%%
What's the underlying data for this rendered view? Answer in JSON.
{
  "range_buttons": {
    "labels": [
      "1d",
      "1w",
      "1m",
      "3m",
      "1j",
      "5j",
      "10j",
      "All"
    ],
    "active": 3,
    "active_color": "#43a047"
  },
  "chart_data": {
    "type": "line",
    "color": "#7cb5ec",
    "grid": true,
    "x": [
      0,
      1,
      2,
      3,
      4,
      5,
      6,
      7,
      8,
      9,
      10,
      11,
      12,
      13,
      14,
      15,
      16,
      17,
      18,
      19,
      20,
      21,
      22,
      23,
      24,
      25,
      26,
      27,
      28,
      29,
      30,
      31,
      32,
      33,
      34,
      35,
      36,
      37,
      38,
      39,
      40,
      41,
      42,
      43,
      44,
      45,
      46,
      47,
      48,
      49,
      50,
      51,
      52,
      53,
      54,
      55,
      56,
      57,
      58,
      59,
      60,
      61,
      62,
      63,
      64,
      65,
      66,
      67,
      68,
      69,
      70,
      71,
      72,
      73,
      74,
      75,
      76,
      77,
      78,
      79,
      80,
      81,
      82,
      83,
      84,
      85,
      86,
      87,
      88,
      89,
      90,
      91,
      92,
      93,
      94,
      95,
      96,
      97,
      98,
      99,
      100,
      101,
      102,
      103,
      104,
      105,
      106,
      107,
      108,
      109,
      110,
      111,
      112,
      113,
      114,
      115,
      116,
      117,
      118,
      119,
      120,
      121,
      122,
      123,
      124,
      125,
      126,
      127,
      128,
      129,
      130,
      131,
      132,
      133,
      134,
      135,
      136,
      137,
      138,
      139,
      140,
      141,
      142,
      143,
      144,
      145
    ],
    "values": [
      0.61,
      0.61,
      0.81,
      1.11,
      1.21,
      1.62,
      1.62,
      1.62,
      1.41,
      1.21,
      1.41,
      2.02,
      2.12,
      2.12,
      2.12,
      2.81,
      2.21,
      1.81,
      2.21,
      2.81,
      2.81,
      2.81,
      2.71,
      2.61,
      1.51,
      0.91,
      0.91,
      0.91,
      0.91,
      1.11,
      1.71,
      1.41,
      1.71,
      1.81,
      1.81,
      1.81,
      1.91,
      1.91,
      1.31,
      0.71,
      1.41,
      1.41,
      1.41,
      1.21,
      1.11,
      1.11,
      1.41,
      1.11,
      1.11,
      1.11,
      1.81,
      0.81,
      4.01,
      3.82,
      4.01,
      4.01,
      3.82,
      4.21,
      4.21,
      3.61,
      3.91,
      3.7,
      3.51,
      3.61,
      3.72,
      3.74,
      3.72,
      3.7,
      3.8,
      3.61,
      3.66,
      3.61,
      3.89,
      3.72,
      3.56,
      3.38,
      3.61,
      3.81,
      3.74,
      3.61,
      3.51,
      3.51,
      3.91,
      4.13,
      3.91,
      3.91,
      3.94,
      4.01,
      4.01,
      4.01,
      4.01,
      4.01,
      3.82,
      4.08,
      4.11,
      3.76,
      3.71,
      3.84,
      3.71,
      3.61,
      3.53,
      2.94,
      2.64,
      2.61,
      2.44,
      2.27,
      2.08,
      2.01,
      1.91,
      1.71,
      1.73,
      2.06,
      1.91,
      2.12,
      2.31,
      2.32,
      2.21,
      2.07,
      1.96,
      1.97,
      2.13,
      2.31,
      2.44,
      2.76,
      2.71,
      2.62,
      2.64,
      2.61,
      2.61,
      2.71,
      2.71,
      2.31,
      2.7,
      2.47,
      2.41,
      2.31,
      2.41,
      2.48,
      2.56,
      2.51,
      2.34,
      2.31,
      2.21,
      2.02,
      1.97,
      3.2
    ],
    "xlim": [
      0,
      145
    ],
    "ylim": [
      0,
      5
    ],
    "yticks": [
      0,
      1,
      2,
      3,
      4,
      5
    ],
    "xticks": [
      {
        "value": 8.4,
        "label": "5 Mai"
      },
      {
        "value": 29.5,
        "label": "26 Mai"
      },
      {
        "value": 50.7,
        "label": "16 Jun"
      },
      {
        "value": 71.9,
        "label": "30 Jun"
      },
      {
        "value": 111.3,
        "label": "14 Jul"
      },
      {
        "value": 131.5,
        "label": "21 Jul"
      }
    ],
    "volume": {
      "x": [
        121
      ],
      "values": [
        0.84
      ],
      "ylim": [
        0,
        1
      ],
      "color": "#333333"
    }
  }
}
%%
=== Set exercise ===
Reproduce each record exactly as it appears.

=== Response for this exercise ===
What's the underlying data for this rendered view? Answer in JSON.
{
  "range_buttons": {
    "labels": [
      "1d",
      "1w",
      "1m",
      "3m",
      "1j",
      "5j",
      "10j",
      "All"
    ],
    "active": 3,
    "active_color": "#43a047"
  },
  "chart_data": {
    "type": "line",
    "color": "#7cb5ec",
    "grid": true,
    "x": [
      0,
      1,
      2,
      3,
      4,
      5,
      6,
      7,
      8,
      9,
      10,
      11,
      12,
      13,
      14,
      15,
      16,
      17,
      18,
      19,
      20,
      21,
      22,
      23,
      24,
      25,
      26,
      27,
      28,
      29,
      30,
      31,
      32,
      33,
      34,
      35,
      36,
      37,
      38,
      39,
      40,
      41,
      42,
      43,
      44,
      45,
      46,
      47,
      48,
      49,
      50,
      51,
      52,
      53,
      54,
      55,
      56,
      57,
      58,
      59,
      60,
      61,
      62,
      63,
      64,
      65,
      66,
      67,
      68,
      69,
      70,
      71,
      72,
      73,
      74,
      75,
      76,
      77,
      78,
      79,
      80,
      81,
      82,
      83,
      84,
      85,
      86,
      87,
      88,
      89,
      90,
      91,
      92,
      93,
      94,
      95,
      96,
      97,
      98,
      99,
      100,
      101,
      102,
      103,
      104,
      105,
      106,
      107,
      108,
      109,
      110,
      111,
      112,
      113,
      114,
      115,
      116,
      117,
      118,
      119,
      120,
      121,
      122,
      123,
      124,
      125,
      126,
      127,
      128,
      129,
      130,
      131,
      132,
      133,
      134,
      135,
      136,
      137,
      138,
      139,
      140,
      141,
      142,
      143,
      144,
      145
    ],
    "values": [
      0.61,
      0.61,
      0.81,
      1.11,
      1.21,
      1.62,
      1.62,
      1.62,
      1.41,
      1.21,
      1.41,
      2.02,
      2.12,
      2.12,
      2.12,
      2.81,
      2.21,
      1.81,
      2.21,
      2.81,
      2.81,
      2.81,
      2.71,
      2.61,
      1.51,
      0.91,
      0.91,
      0.91,
      0.91,
      1.11,
      1.71,
      1.41,
      1.71,
      1.81,
      1.81,
      1.81,
      1.91,
      1.91,
      1.31,
      0.71,
      1.41,
      1.41,
      1.41,
      1.21,
      1.11,
      1.11,
      1.41,
      1.11,
      1.11,
      1.11,
      1.81,
      0.81,
      4.01,
      3.82,
      4.01,
      4.01,
      3.82,
      4.21,
      4.21,
      3.61,
      3.91,
      3.7,
      3.51,
      3.61,
      3.72,
      3.74,
      3.72,
      3.7,
      3.8,
      3.61,
      3.66,
      3.61,
      3.89,
      3.72,
      3.56,
      3.38,
      3.61,
      3.81,
      3.74,
      3.61,
      3.51,
      3.51,
      3.91,
      4.13,
      3.91,
      3.91,
      3.94,
      4.01,
      4.01,
      4.01,
      4.01,
      4.01,
      3.82,
      4.08,
      4.11,
      3.76,
      3.71,
      3.84,
      3.71,
      3.61,
      3.53,
      2.94,
      2.64,
      2.61,
      2.44,
      2.27,
      2.08,
      2.01,
      1.91,
      1.71,
      1.73,
      2.06,
      1.91,
      2.12,
      2.31,
      2.32,
      2.21,
      2.07,
      1.96,
      1.97,
      2.13,
      2.31,
      2.44,
      2.76,
      2.71,
      2.62,
      2.64,
      2.61,
      2.61,
      2.71,
      2.71,
      2.31,
      2.7,
      2.47,
      2.41,
      2.31,
      2.41,
      2.48,
      2.56,
      2.51,
      2.34,
      2.31,
      2.21,
      2.02,
      1.97,
      3.2
    ],
    "xlim": [
      0,
      145
    ],
    "ylim": [
      0,
      5
    ],
    "yticks": [
      0,
      1,
      2,
      3,
      4,
      5
    ],
    "xticks": [
      {
        "value": 8.4,
        "label": "5 Mai"
      },
      {
        "value": 29.5,
        "label": "26 Mai"
      },
      {
        "value": 50.7,
        "label": "16 Jun"
      },
      {
        "value": 71.9,
        "label": "30 Jun"
      },
      {
        "value": 111.3,
        "label": "14 Jul"
      },
      {
        "value": 131.5,
        "label": "21 Jul"
      }
    ],
    "volume": {
      "x": [
        121
      ],
      "values": [
        0.84
      ],
      "ylim": [
        0,
        1
      ],
      "color": "#333333"
    }
  }
}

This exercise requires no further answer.